■ **TASK REQUIREMENTS**: Write out every line in the records from the line with "reservation-check-label: 予約確認 bbox=[363, 59, 403, 70]" up to and including the line with "logo-subtext: — okiraku", with each one reproduced verbatim.

■ **WORKING DATA**:

<<<<

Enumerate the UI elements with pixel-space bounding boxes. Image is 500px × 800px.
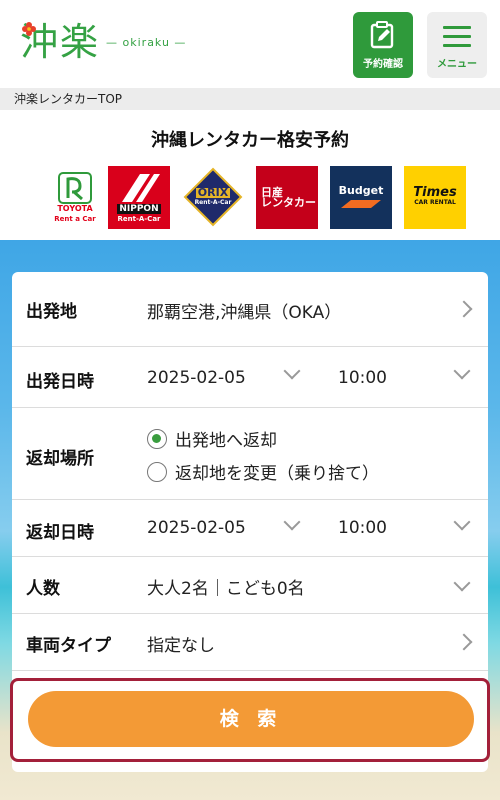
reservation-check-label: 予約確認 bbox=[363, 59, 403, 70]
times-sub: CAR RENTAL bbox=[414, 198, 456, 206]
nippon-stripes-icon bbox=[122, 173, 160, 202]
toyota-name: TOYOTA bbox=[57, 203, 93, 213]
nissan-sub: レンタカー bbox=[261, 195, 316, 209]
departure-row[interactable]: 出発地 那覇空港,沖縄県（OKA） bbox=[12, 272, 488, 347]
logo-subtext: — okiraku — bbox=[106, 35, 187, 49]
departure-datetime-label: 出発日時 bbox=[26, 372, 94, 392]
nippon-name: NIPPON bbox=[117, 203, 161, 214]
header: 沖楽 — okiraku — 予約確認 メニュー bbox=[0, 0, 500, 88]
nippon-sub: Rent-A-Car bbox=[117, 214, 161, 223]
clipboard-edit-icon bbox=[370, 21, 394, 49]
toyota-mark-icon bbox=[58, 171, 92, 204]
page-title: 沖縄レンタカー格安予約 bbox=[151, 130, 349, 151]
return-datetime-row: 返却日時 2025-02-05 10:00 bbox=[12, 500, 488, 557]
toyota-logo: TOYOTA Rent a Car bbox=[44, 166, 106, 229]
return-change-label: 返却地を変更（乗り捨て） bbox=[175, 464, 379, 484]
return-place-label: 返却場所 bbox=[26, 449, 94, 469]
return-date-select[interactable]: 2025-02-05 bbox=[147, 518, 246, 538]
menu-label: メニュー bbox=[437, 59, 477, 70]
orix-logo: ORIX Rent-A-Car bbox=[182, 166, 244, 229]
return-datetime-label: 返却日時 bbox=[26, 523, 94, 543]
people-value: 大人2名｜こども0名 bbox=[147, 579, 305, 599]
chevron-down-icon bbox=[453, 574, 471, 592]
car-type-value: 指定なし bbox=[147, 636, 215, 656]
reservation-check-button[interactable]: 予約確認 bbox=[353, 12, 413, 78]
departure-value: 那覇空港,沖縄県（OKA） bbox=[147, 303, 342, 323]
hibiscus-icon bbox=[22, 22, 36, 36]
departure-date-select[interactable]: 2025-02-05 bbox=[147, 368, 246, 388]
return-time-select[interactable]: 10:00 bbox=[338, 518, 387, 538]
chevron-right-icon bbox=[455, 300, 473, 318]
return-place-row: 返却場所 出発地へ返却 返却地を変更（乗り捨て） bbox=[12, 408, 488, 500]
car-type-label: 車両タイプ bbox=[26, 636, 111, 656]
budget-logo: Budget bbox=[330, 166, 392, 229]
search-button-highlight: 検 索 bbox=[10, 678, 490, 762]
times-logo: Times CAR RENTAL bbox=[404, 166, 466, 229]
orix-sub: Rent-A-Car bbox=[194, 198, 232, 206]
return-same-label: 出発地へ返却 bbox=[175, 431, 277, 451]
site-logo[interactable]: 沖楽 — okiraku — bbox=[16, 14, 186, 70]
departure-time-select[interactable]: 10:00 bbox=[338, 368, 387, 388]
chevron-down-icon bbox=[453, 362, 471, 380]
car-type-row[interactable]: 車両タイプ 指定なし bbox=[12, 614, 488, 671]
people-row[interactable]: 人数 大人2名｜こども0名 bbox=[12, 557, 488, 614]
radio-unselected-icon bbox=[147, 461, 167, 482]
hamburger-icon bbox=[443, 26, 471, 53]
chevron-down-icon bbox=[283, 362, 301, 380]
rental-company-logos: TOYOTA Rent a Car NIPPON Rent-A-Car ORIX… bbox=[44, 166, 468, 230]
people-label: 人数 bbox=[26, 579, 60, 599]
chevron-right-icon bbox=[455, 633, 473, 651]
times-name: Times bbox=[413, 184, 457, 200]
search-button[interactable]: 検 索 bbox=[28, 691, 474, 747]
chevron-down-icon bbox=[453, 513, 471, 531]
return-change-radio[interactable]: 返却地を変更（乗り捨て） bbox=[147, 459, 379, 484]
breadcrumb[interactable]: 沖楽レンタカーTOP bbox=[0, 88, 500, 110]
budget-swoosh-icon bbox=[341, 199, 381, 208]
departure-label: 出発地 bbox=[26, 302, 77, 322]
menu-button[interactable]: メニュー bbox=[427, 12, 487, 78]
toyota-sub: Rent a Car bbox=[54, 214, 96, 223]
chevron-down-icon bbox=[283, 513, 301, 531]
nissan-logo: 日産 レンタカー bbox=[256, 166, 318, 229]
radio-selected-icon bbox=[147, 428, 167, 449]
nippon-logo: NIPPON Rent-A-Car bbox=[108, 166, 170, 229]
return-same-radio[interactable]: 出発地へ返却 bbox=[147, 426, 277, 451]
departure-datetime-row: 出発日時 2025-02-05 10:00 bbox=[12, 347, 488, 408]
budget-name: Budget bbox=[338, 183, 384, 197]
orix-name: ORIX bbox=[195, 185, 231, 199]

>>>>

■ **TASK RESULT**:
reservation-check-label: 予約確認 bbox=[363, 59, 403, 70]
times-sub: CAR RENTAL bbox=[414, 198, 456, 206]
nippon-stripes-icon bbox=[122, 173, 160, 202]
toyota-name: TOYOTA bbox=[57, 203, 93, 213]
nissan-sub: レンタカー bbox=[261, 195, 316, 209]
departure-row[interactable]: 出発地 那覇空港,沖縄県（OKA） bbox=[12, 272, 488, 347]
logo-subtext: — okiraku — bbox=[106, 35, 187, 49]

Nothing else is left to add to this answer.